• _EXERCISE_
From the entries that follow, gather each line holding the word "Καρνεάδης".

• _DATA SUPPLIED_

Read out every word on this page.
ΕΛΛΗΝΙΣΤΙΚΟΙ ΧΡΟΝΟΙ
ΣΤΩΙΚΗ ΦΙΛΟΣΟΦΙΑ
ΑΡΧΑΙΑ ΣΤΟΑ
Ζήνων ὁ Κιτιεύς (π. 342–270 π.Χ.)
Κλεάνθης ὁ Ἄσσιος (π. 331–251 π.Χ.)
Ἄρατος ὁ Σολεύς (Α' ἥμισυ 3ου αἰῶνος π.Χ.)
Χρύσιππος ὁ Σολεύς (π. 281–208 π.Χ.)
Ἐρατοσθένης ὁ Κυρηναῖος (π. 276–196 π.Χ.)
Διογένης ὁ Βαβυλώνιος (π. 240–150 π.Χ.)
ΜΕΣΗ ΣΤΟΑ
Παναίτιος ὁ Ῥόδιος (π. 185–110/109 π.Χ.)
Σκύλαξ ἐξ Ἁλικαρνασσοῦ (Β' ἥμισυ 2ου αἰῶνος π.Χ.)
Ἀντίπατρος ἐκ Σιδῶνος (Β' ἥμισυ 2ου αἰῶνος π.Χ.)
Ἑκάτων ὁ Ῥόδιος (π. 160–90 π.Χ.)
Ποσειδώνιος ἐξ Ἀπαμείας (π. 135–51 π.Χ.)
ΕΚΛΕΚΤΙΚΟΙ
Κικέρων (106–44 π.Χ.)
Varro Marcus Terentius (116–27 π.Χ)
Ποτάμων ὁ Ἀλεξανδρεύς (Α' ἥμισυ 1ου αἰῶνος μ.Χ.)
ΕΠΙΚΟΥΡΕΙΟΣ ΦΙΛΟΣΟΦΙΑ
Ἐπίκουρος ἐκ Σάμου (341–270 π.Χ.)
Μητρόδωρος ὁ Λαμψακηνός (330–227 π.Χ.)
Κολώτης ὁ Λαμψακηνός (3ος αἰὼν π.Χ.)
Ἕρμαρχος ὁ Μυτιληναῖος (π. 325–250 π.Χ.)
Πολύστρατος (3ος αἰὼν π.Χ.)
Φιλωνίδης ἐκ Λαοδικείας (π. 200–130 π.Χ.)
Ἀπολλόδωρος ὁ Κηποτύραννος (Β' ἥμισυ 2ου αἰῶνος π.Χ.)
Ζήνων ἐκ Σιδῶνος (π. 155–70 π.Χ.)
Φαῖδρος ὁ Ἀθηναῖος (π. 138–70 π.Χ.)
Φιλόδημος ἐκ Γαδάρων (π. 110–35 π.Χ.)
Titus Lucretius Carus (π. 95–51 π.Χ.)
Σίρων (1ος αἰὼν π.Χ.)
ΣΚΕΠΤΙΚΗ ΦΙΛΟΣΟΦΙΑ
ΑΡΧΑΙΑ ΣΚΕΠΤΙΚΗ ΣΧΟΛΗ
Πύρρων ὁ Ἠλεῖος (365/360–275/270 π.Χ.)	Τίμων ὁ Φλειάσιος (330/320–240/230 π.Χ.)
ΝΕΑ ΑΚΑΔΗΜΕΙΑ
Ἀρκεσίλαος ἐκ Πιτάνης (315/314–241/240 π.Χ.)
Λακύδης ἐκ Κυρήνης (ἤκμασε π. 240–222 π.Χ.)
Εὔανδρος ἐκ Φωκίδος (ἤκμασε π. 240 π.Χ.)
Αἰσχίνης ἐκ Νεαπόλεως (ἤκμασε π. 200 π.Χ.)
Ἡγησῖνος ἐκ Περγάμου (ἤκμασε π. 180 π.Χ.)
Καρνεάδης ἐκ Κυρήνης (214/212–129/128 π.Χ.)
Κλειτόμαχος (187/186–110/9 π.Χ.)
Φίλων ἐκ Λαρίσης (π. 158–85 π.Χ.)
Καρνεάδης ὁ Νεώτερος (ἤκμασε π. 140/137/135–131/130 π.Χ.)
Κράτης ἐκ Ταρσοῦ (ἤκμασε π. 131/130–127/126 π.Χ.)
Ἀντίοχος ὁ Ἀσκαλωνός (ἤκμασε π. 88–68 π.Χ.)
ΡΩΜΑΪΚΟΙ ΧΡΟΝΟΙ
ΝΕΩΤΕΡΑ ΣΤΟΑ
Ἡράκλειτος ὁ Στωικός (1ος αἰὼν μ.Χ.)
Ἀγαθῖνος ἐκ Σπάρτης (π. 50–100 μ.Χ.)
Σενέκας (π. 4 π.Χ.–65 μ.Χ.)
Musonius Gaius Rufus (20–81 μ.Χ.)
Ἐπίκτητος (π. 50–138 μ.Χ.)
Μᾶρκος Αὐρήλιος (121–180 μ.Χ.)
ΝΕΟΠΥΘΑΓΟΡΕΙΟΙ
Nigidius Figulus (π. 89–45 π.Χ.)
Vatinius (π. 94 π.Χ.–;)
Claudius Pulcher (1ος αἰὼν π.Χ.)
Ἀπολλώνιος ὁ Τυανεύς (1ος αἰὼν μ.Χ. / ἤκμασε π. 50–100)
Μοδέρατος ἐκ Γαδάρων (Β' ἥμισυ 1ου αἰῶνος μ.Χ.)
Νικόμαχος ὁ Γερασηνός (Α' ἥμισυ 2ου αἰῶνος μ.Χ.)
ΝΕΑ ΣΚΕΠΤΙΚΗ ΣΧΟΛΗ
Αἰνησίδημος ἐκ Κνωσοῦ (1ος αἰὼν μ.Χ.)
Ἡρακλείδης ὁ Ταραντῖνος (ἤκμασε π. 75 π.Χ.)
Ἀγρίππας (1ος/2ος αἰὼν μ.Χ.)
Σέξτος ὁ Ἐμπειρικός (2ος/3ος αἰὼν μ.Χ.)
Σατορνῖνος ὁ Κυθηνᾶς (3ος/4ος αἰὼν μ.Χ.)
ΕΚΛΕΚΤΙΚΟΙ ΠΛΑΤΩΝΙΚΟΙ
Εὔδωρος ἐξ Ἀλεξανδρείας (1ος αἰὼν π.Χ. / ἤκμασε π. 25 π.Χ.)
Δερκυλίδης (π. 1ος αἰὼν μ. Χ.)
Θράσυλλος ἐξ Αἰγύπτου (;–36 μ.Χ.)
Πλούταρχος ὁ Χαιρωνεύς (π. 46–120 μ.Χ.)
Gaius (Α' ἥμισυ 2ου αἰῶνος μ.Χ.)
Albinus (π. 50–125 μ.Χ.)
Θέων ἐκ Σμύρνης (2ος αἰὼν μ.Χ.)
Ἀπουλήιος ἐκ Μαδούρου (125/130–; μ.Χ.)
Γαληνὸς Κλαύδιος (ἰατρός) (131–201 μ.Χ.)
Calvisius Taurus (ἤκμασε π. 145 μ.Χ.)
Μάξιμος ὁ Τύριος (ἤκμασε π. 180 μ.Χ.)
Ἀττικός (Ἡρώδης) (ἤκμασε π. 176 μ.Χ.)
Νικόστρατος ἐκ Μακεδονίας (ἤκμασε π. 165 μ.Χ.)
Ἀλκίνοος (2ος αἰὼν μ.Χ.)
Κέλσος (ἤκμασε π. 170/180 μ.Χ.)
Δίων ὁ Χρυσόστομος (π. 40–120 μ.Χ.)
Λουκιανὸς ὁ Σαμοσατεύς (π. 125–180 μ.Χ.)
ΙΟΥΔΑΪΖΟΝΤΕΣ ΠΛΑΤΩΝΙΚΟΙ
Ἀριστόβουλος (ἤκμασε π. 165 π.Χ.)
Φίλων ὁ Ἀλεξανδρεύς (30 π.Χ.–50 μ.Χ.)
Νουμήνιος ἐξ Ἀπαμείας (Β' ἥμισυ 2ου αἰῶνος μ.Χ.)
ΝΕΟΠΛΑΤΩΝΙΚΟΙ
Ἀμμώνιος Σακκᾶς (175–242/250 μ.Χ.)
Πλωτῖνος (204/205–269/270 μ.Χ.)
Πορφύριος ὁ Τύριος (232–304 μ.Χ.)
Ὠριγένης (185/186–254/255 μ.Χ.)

• _FINISHED ANSWER_
Καρνεάδης ἐκ Κυρήνης (214/212–129/128 π.Χ.)
Καρνεάδης ὁ Νεώτερος (ἤκμασε π. 140/137/135–131/130 π.Χ.)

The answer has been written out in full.